- RECORDS FOR THIS EXERCISE
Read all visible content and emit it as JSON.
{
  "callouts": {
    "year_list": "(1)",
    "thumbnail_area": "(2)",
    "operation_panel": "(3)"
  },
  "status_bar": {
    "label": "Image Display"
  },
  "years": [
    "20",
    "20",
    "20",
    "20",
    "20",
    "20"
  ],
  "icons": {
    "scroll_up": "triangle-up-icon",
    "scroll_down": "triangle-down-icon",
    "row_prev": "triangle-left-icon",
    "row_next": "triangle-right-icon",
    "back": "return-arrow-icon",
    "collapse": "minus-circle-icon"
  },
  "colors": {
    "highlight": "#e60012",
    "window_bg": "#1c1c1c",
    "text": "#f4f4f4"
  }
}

- AIM OF THE TASK
Give a word-for-word copy of the records.

- SOLUTION FOR THIS PROBLEM
Read all visible content and emit it as JSON.
{
  "callouts": {
    "year_list": "(1)",
    "thumbnail_area": "(2)",
    "operation_panel": "(3)"
  },
  "status_bar": {
    "label": "Image Display"
  },
  "years": [
    "20",
    "20",
    "20",
    "20",
    "20",
    "20"
  ],
  "icons": {
    "scroll_up": "triangle-up-icon",
    "scroll_down": "triangle-down-icon",
    "row_prev": "triangle-left-icon",
    "row_next": "triangle-right-icon",
    "back": "return-arrow-icon",
    "collapse": "minus-circle-icon"
  },
  "colors": {
    "highlight": "#e60012",
    "window_bg": "#1c1c1c",
    "text": "#f4f4f4"
  }
}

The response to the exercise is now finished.